→ TASK TO CARRY OUT
Output every line below exactly.

→ Items from a figure collection
"""

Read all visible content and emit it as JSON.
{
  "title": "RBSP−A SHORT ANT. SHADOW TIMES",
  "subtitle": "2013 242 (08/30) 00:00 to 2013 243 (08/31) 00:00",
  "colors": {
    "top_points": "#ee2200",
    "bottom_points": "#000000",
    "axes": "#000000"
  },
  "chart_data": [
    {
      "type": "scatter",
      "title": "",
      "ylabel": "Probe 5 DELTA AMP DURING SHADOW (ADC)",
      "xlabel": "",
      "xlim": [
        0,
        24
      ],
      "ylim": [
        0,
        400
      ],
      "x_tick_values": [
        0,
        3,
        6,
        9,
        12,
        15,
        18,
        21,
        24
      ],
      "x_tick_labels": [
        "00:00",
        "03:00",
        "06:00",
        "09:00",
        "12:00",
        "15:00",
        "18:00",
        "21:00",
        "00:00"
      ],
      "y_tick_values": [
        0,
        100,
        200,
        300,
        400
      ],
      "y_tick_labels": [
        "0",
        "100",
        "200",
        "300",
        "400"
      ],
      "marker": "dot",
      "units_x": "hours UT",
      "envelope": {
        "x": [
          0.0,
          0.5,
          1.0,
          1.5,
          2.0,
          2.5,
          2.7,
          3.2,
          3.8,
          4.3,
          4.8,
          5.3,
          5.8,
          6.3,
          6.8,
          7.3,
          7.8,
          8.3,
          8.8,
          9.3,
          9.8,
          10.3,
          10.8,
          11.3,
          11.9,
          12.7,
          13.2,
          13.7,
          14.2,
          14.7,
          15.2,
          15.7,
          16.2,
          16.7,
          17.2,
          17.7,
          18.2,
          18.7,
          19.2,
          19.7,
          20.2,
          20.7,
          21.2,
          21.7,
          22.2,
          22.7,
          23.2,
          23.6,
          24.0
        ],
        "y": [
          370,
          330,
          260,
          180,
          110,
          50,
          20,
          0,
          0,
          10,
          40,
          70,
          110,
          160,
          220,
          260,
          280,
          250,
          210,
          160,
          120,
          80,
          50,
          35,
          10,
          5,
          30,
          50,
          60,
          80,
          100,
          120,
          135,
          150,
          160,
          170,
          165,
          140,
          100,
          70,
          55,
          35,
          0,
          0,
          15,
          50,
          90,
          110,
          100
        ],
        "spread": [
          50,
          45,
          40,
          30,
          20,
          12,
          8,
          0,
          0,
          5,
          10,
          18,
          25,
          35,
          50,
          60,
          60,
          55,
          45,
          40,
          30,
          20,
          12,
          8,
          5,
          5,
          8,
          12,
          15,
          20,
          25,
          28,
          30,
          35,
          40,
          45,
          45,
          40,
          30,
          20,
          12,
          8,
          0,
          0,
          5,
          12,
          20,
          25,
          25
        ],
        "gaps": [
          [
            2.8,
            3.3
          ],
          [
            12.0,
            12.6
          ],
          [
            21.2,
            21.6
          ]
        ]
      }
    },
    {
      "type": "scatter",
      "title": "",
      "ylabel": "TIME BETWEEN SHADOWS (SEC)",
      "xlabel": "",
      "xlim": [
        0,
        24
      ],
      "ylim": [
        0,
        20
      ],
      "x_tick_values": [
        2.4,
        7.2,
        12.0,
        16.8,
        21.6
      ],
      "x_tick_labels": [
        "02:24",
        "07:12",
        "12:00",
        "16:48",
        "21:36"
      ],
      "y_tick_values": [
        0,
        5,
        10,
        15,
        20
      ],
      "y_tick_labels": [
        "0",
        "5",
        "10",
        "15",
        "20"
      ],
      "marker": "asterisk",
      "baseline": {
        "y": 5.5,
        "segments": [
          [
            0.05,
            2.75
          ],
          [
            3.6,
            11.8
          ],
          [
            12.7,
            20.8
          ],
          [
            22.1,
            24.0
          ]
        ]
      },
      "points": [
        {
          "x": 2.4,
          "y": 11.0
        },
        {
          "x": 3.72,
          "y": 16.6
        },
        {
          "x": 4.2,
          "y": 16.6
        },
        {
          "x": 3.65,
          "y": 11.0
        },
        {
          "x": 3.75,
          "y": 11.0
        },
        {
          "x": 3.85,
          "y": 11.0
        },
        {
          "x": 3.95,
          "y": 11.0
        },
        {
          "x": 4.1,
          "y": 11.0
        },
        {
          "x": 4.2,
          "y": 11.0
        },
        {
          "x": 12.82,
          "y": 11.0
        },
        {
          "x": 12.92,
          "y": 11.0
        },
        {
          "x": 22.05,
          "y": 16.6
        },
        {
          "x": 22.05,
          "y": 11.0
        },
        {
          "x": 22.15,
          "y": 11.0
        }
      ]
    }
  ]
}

"""

→ FULL SOLUTION
Read all visible content and emit it as JSON.
{
  "title": "RBSP−A SHORT ANT. SHADOW TIMES",
  "subtitle": "2013 242 (08/30) 00:00 to 2013 243 (08/31) 00:00",
  "colors": {
    "top_points": "#ee2200",
    "bottom_points": "#000000",
    "axes": "#000000"
  },
  "chart_data": [
    {
      "type": "scatter",
      "title": "",
      "ylabel": "Probe 5 DELTA AMP DURING SHADOW (ADC)",
      "xlabel": "",
      "xlim": [
        0,
        24
      ],
      "ylim": [
        0,
        400
      ],
      "x_tick_values": [
        0,
        3,
        6,
        9,
        12,
        15,
        18,
        21,
        24
      ],
      "x_tick_labels": [
        "00:00",
        "03:00",
        "06:00",
        "09:00",
        "12:00",
        "15:00",
        "18:00",
        "21:00",
        "00:00"
      ],
      "y_tick_values": [
        0,
        100,
        200,
        300,
        400
      ],
      "y_tick_labels": [
        "0",
        "100",
        "200",
        "300",
        "400"
      ],
      "marker": "dot",
      "units_x": "hours UT",
      "envelope": {
        "x": [
          0.0,
          0.5,
          1.0,
          1.5,
          2.0,
          2.5,
          2.7,
          3.2,
          3.8,
          4.3,
          4.8,
          5.3,
          5.8,
          6.3,
          6.8,
          7.3,
          7.8,
          8.3,
          8.8,
          9.3,
          9.8,
          10.3,
          10.8,
          11.3,
          11.9,
          12.7,
          13.2,
          13.7,
          14.2,
          14.7,
          15.2,
          15.7,
          16.2,
          16.7,
          17.2,
          17.7,
          18.2,
          18.7,
          19.2,
          19.7,
          20.2,
          20.7,
          21.2,
          21.7,
          22.2,
          22.7,
          23.2,
          23.6,
          24.0
        ],
        "y": [
          370,
          330,
          260,
          180,
          110,
          50,
          20,
          0,
          0,
          10,
          40,
          70,
          110,
          160,
          220,
          260,
          280,
          250,
          210,
          160,
          120,
          80,
          50,
          35,
          10,
          5,
          30,
          50,
          60,
          80,
          100,
          120,
          135,
          150,
          160,
          170,
          165,
          140,
          100,
          70,
          55,
          35,
          0,
          0,
          15,
          50,
          90,
          110,
          100
        ],
        "spread": [
          50,
          45,
          40,
          30,
          20,
          12,
          8,
          0,
          0,
          5,
          10,
          18,
          25,
          35,
          50,
          60,
          60,
          55,
          45,
          40,
          30,
          20,
          12,
          8,
          5,
          5,
          8,
          12,
          15,
          20,
          25,
          28,
          30,
          35,
          40,
          45,
          45,
          40,
          30,
          20,
          12,
          8,
          0,
          0,
          5,
          12,
          20,
          25,
          25
        ],
        "gaps": [
          [
            2.8,
            3.3
          ],
          [
            12.0,
            12.6
          ],
          [
            21.2,
            21.6
          ]
        ]
      }
    },
    {
      "type": "scatter",
      "title": "",
      "ylabel": "TIME BETWEEN SHADOWS (SEC)",
      "xlabel": "",
      "xlim": [
        0,
        24
      ],
      "ylim": [
        0,
        20
      ],
      "x_tick_values": [
        2.4,
        7.2,
        12.0,
        16.8,
        21.6
      ],
      "x_tick_labels": [
        "02:24",
        "07:12",
        "12:00",
        "16:48",
        "21:36"
      ],
      "y_tick_values": [
        0,
        5,
        10,
        15,
        20
      ],
      "y_tick_labels": [
        "0",
        "5",
        "10",
        "15",
        "20"
      ],
      "marker": "asterisk",
      "baseline": {
        "y": 5.5,
        "segments": [
          [
            0.05,
            2.75
          ],
          [
            3.6,
            11.8
          ],
          [
            12.7,
            20.8
          ],
          [
            22.1,
            24.0
          ]
        ]
      },
      "points": [
        {
          "x": 2.4,
          "y": 11.0
        },
        {
          "x": 3.72,
          "y": 16.6
        },
        {
          "x": 4.2,
          "y": 16.6
        },
        {
          "x": 3.65,
          "y": 11.0
        },
        {
          "x": 3.75,
          "y": 11.0
        },
        {
          "x": 3.85,
          "y": 11.0
        },
        {
          "x": 3.95,
          "y": 11.0
        },
        {
          "x": 4.1,
          "y": 11.0
        },
        {
          "x": 4.2,
          "y": 11.0
        },
        {
          "x": 12.82,
          "y": 11.0
        },
        {
          "x": 12.92,
          "y": 11.0
        },
        {
          "x": 22.05,
          "y": 16.6
        },
        {
          "x": 22.05,
          "y": 11.0
        },
        {
          "x": 22.15,
          "y": 11.0
        }
      ]
    }
  ]
}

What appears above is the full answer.